%%
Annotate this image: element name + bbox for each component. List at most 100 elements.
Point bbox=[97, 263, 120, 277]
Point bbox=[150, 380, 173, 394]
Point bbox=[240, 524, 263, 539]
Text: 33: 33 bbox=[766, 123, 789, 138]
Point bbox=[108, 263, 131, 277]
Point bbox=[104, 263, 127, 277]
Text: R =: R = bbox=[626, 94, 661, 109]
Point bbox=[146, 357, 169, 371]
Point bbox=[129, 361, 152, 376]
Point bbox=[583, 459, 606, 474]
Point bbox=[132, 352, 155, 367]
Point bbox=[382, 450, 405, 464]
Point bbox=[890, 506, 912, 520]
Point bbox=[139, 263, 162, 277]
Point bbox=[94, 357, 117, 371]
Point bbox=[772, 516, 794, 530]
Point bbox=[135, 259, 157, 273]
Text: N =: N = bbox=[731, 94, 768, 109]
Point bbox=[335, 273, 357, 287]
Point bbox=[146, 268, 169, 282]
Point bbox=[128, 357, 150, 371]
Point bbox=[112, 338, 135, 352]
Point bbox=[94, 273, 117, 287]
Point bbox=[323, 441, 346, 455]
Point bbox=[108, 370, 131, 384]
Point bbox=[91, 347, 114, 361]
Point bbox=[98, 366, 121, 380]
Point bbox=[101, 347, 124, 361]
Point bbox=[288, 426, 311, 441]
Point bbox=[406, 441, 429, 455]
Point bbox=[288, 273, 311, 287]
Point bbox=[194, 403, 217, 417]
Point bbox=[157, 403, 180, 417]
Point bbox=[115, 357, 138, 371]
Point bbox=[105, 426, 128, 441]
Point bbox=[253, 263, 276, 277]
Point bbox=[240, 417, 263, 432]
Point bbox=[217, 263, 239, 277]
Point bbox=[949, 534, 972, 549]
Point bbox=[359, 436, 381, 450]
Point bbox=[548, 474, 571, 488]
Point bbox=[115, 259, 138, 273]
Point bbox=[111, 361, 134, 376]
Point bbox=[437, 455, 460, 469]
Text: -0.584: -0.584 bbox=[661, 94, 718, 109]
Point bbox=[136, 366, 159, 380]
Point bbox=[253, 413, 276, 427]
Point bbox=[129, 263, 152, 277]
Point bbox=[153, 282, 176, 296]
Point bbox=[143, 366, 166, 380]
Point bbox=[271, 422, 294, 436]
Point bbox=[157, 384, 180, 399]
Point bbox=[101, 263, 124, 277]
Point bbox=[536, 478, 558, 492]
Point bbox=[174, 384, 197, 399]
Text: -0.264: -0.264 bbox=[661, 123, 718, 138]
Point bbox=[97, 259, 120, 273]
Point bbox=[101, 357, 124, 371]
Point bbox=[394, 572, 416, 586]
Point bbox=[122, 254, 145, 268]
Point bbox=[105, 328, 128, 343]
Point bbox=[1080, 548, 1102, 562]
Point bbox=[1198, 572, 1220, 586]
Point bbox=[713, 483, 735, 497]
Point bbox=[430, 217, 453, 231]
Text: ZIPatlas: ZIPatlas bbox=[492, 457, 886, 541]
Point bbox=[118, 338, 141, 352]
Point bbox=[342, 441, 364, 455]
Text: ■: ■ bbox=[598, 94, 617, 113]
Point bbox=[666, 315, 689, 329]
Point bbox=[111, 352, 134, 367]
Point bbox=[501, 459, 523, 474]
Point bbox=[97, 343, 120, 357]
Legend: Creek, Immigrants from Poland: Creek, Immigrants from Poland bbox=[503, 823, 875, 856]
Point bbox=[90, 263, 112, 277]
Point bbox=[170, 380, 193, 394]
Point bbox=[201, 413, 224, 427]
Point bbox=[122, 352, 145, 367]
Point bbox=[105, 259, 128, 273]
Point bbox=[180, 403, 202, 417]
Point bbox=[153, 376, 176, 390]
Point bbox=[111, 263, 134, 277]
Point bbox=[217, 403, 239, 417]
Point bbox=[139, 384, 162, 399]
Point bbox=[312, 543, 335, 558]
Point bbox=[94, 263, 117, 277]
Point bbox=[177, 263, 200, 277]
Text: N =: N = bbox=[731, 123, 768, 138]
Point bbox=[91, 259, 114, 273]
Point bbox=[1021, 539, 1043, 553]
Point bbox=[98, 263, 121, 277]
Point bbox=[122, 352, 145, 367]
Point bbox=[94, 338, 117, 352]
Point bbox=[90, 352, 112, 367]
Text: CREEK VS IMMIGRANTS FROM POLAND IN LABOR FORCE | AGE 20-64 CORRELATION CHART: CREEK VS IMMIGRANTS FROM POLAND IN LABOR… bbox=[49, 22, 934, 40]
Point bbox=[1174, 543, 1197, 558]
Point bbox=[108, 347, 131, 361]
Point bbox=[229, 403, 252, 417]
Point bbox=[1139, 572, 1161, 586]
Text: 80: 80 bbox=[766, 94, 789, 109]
%%
• **Short exercise**:
Put the lines from the start of the records through the line containing "Point bbox=[713, 483, 735, 497]", inclusive, into a Markdown table with two columns, Row and Line. Leave out any blank lines.

• **Solution for this exercise**:
| Row | Line |
|---|---|
| 1 | Annotate this image: element name + bbox for each component. List at most 100 elements. |
| 2 | Point bbox=[97, 263, 120, 277] |
| 3 | Point bbox=[150, 380, 173, 394] |
| 4 | Point bbox=[240, 524, 263, 539] |
| 5 | Text: 33: 33 bbox=[766, 123, 789, 138] |
| 6 | Point bbox=[108, 263, 131, 277] |
| 7 | Point bbox=[104, 263, 127, 277] |
| 8 | Text: R =: R = bbox=[626, 94, 661, 109] |
| 9 | Point bbox=[146, 357, 169, 371] |
| 10 | Point bbox=[129, 361, 152, 376] |
| 11 | Point bbox=[583, 459, 606, 474] |
| 12 | Point bbox=[132, 352, 155, 367] |
| 13 | Point bbox=[382, 450, 405, 464] |
| 14 | Point bbox=[890, 506, 912, 520] |
| 15 | Point bbox=[139, 263, 162, 277] |
| 16 | Point bbox=[94, 357, 117, 371] |
| 17 | Point bbox=[772, 516, 794, 530] |
| 18 | Point bbox=[135, 259, 157, 273] |
| 19 | Text: N =: N = bbox=[731, 94, 768, 109] |
| 20 | Point bbox=[335, 273, 357, 287] |
| 21 | Point bbox=[146, 268, 169, 282] |
| 22 | Point bbox=[128, 357, 150, 371] |
| 23 | Point bbox=[112, 338, 135, 352] |
| 24 | Point bbox=[94, 273, 117, 287] |
| 25 | Point bbox=[323, 441, 346, 455] |
| 26 | Point bbox=[108, 370, 131, 384] |
| 27 | Point bbox=[91, 347, 114, 361] |
| 28 | Point bbox=[98, 366, 121, 380] |
| 29 | Point bbox=[101, 347, 124, 361] |
| 30 | Point bbox=[288, 426, 311, 441] |
| 31 | Point bbox=[406, 441, 429, 455] |
| 32 | Point bbox=[288, 273, 311, 287] |
| 33 | Point bbox=[194, 403, 217, 417] |
| 34 | Point bbox=[157, 403, 180, 417] |
| 35 | Point bbox=[115, 357, 138, 371] |
| 36 | Point bbox=[105, 426, 128, 441] |
| 37 | Point bbox=[253, 263, 276, 277] |
| 38 | Point bbox=[240, 417, 263, 432] |
| 39 | Point bbox=[217, 263, 239, 277] |
| 40 | Point bbox=[949, 534, 972, 549] |
| 41 | Point bbox=[359, 436, 381, 450] |
| 42 | Point bbox=[548, 474, 571, 488] |
| 43 | Point bbox=[115, 259, 138, 273] |
| 44 | Point bbox=[111, 361, 134, 376] |
| 45 | Point bbox=[437, 455, 460, 469] |
| 46 | Text: -0.584: -0.584 bbox=[661, 94, 718, 109] |
| 47 | Point bbox=[136, 366, 159, 380] |
| 48 | Point bbox=[253, 413, 276, 427] |
| 49 | Point bbox=[129, 263, 152, 277] |
| 50 | Point bbox=[153, 282, 176, 296] |
| 51 | Point bbox=[143, 366, 166, 380] |
| 52 | Point bbox=[271, 422, 294, 436] |
| 53 | Point bbox=[157, 384, 180, 399] |
| 54 | Point bbox=[101, 263, 124, 277] |
| 55 | Point bbox=[536, 478, 558, 492] |
| 56 | Point bbox=[174, 384, 197, 399] |
| 57 | Text: -0.264: -0.264 bbox=[661, 123, 718, 138] |
| 58 | Point bbox=[97, 259, 120, 273] |
| 59 | Point bbox=[101, 357, 124, 371] |
| 60 | Point bbox=[394, 572, 416, 586] |
| 61 | Point bbox=[122, 254, 145, 268] |
| 62 | Point bbox=[105, 328, 128, 343] |
| 63 | Point bbox=[1080, 548, 1102, 562] |
| 64 | Point bbox=[1198, 572, 1220, 586] |
| 65 | Point bbox=[713, 483, 735, 497] |